Filter the data for lines with the word "reviews", then copy every line so identified.

· · · · · · ·

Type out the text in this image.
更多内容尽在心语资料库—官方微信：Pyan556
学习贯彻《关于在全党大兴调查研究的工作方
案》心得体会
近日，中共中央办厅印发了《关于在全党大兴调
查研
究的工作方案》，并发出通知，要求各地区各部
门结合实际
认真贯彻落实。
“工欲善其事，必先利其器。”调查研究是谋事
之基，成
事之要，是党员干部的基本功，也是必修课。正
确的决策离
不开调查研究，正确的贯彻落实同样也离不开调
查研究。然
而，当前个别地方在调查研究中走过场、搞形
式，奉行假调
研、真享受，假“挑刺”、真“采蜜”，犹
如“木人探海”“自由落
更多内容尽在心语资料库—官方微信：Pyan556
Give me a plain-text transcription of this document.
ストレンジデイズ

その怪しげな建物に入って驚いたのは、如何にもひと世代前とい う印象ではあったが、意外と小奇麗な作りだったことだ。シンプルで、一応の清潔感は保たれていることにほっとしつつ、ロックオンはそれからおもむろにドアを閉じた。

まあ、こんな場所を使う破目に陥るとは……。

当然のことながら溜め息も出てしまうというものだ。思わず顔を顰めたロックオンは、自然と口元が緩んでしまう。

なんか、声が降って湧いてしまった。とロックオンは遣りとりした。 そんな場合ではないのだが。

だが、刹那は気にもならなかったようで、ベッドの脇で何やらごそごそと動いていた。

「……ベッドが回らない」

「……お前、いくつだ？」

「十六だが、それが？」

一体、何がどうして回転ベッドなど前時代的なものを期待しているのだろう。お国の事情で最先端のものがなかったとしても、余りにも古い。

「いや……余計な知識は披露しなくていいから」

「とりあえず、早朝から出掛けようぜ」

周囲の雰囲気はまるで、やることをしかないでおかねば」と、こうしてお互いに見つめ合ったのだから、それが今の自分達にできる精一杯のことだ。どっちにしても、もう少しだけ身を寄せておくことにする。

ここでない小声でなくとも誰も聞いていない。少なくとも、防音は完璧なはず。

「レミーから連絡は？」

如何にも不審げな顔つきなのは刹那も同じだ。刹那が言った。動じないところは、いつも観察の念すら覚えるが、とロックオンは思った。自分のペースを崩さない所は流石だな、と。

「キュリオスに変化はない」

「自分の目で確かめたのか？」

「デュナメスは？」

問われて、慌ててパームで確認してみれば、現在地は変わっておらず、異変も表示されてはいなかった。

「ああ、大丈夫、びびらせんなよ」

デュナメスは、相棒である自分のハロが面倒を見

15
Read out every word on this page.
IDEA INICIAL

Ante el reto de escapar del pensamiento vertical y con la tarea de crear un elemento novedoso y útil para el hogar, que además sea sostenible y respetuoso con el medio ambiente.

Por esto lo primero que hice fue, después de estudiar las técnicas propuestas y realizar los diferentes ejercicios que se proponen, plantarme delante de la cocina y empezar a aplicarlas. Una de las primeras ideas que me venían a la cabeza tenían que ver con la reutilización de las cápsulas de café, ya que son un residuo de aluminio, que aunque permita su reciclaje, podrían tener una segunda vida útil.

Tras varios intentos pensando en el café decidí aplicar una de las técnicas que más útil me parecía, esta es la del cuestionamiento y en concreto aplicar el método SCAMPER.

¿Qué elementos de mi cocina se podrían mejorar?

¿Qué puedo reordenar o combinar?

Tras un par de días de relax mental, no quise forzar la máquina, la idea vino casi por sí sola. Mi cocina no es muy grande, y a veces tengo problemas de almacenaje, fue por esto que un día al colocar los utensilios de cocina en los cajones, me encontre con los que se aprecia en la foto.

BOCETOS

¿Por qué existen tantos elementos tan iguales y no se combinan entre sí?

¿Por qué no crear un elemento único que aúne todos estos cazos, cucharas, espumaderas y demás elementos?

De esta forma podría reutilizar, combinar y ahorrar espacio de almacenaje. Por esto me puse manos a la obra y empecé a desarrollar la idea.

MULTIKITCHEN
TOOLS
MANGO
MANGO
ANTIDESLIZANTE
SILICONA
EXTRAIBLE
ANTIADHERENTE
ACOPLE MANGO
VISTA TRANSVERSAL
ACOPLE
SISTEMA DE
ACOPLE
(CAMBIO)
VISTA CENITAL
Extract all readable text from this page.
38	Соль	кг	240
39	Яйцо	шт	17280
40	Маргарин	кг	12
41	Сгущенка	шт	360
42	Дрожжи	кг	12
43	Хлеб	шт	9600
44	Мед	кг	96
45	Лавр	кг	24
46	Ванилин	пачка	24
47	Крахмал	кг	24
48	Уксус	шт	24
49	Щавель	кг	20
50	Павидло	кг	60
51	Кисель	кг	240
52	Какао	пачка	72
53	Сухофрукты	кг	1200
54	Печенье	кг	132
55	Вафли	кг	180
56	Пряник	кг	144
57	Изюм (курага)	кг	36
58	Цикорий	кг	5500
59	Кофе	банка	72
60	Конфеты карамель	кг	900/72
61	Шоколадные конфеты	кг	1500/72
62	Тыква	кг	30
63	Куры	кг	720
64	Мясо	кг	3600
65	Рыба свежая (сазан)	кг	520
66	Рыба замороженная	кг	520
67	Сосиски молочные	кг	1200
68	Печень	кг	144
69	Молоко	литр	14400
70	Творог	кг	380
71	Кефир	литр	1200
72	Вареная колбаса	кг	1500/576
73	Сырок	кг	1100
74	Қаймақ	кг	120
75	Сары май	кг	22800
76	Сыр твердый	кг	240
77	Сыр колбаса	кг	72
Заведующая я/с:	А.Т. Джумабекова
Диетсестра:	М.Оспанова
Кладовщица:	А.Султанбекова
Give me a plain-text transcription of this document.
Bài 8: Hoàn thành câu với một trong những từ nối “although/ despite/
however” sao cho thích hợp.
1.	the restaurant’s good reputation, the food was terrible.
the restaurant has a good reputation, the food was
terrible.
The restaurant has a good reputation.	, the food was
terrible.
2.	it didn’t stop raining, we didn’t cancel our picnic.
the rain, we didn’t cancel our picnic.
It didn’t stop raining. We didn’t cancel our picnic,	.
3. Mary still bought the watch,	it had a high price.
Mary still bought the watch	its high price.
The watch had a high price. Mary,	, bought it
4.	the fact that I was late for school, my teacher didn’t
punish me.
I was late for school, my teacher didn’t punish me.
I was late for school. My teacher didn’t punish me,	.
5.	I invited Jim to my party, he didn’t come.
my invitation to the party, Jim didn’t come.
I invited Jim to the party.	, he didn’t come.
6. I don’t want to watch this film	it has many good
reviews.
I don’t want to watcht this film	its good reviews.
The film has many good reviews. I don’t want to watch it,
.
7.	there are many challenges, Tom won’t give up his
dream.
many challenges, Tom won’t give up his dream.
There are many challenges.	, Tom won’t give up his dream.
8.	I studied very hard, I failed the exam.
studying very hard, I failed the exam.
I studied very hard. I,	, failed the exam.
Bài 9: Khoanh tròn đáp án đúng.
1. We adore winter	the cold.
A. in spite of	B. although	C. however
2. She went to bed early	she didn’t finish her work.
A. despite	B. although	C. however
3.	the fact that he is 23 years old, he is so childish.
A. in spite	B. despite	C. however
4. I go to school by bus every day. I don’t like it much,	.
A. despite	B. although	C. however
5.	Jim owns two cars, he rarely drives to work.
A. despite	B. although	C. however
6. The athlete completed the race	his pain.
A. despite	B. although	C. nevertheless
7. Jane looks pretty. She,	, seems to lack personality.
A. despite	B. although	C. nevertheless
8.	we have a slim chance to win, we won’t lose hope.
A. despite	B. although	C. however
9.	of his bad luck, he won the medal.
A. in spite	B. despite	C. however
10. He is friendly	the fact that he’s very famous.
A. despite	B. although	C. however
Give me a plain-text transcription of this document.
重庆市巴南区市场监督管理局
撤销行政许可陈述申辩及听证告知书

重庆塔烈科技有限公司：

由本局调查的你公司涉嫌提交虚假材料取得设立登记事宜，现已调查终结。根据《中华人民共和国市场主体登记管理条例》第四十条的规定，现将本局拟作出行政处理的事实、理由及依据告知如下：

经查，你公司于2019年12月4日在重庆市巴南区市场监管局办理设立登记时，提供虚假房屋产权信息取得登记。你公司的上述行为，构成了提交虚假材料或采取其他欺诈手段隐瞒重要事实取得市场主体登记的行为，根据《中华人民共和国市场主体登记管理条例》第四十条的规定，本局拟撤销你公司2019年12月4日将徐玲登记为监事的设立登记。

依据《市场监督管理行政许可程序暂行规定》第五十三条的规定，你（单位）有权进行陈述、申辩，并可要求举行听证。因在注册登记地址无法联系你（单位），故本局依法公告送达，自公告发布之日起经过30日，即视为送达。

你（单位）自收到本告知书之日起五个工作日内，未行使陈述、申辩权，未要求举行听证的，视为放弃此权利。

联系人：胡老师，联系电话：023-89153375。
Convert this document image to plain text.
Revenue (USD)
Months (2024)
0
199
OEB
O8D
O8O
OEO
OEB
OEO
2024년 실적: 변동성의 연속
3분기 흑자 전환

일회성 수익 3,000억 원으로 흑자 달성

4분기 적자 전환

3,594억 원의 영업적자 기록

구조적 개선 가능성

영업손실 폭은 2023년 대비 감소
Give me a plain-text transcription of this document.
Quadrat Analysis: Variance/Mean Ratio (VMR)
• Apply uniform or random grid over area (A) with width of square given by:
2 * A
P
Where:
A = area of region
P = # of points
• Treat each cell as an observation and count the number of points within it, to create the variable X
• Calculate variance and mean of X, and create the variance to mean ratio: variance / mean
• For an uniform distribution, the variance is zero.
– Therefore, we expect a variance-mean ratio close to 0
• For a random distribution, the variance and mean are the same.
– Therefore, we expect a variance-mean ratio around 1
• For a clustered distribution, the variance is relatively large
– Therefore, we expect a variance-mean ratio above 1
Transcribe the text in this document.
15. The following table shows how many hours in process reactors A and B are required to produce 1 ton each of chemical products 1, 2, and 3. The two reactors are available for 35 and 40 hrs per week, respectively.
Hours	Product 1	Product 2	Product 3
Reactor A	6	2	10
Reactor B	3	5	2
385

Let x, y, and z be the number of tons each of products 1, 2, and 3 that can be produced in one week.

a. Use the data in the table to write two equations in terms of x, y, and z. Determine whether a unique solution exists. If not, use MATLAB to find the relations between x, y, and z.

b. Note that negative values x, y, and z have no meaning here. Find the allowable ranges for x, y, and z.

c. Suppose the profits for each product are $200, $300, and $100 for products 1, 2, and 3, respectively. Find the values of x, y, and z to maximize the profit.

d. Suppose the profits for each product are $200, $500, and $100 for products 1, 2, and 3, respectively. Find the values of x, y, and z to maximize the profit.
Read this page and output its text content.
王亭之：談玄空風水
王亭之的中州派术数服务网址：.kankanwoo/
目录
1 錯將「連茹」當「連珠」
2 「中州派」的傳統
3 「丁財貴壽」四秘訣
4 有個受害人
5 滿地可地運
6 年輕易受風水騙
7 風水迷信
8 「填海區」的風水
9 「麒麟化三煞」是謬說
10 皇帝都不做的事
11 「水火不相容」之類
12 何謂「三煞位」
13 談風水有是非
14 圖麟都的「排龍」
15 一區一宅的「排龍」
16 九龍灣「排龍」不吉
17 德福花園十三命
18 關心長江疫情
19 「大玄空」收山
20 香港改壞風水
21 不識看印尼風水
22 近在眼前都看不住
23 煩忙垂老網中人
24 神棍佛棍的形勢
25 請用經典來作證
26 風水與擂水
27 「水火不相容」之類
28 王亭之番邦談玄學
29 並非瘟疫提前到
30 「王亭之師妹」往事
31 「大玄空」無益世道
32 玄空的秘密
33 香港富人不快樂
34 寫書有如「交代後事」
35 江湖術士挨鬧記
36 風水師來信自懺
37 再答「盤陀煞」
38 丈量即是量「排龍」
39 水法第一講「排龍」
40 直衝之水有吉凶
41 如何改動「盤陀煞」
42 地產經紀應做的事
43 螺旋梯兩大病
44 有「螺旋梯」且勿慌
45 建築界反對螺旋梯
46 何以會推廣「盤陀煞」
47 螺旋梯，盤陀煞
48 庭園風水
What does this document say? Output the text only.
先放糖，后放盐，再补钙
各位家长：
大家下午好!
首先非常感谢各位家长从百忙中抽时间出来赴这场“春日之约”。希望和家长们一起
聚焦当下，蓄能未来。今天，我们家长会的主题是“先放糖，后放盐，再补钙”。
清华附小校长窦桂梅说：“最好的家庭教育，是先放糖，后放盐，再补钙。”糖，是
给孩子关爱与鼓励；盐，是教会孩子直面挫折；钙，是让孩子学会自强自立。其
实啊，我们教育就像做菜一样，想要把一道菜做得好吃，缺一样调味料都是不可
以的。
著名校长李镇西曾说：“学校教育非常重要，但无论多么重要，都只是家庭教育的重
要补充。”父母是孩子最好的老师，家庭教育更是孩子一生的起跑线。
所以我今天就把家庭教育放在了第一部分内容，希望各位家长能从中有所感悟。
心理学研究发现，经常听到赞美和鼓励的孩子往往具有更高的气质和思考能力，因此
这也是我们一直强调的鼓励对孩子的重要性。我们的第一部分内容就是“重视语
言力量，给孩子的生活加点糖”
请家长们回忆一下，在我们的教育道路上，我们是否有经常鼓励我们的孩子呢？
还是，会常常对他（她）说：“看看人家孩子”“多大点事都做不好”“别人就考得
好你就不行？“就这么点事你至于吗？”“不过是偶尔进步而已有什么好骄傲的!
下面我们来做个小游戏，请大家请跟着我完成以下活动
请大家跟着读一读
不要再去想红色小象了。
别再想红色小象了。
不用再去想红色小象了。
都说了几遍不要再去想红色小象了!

· · · · · · ·

### Written answer
reviews.
I don’t want to watcht this film	its good reviews.
The film has many good reviews. I don’t want to watch it,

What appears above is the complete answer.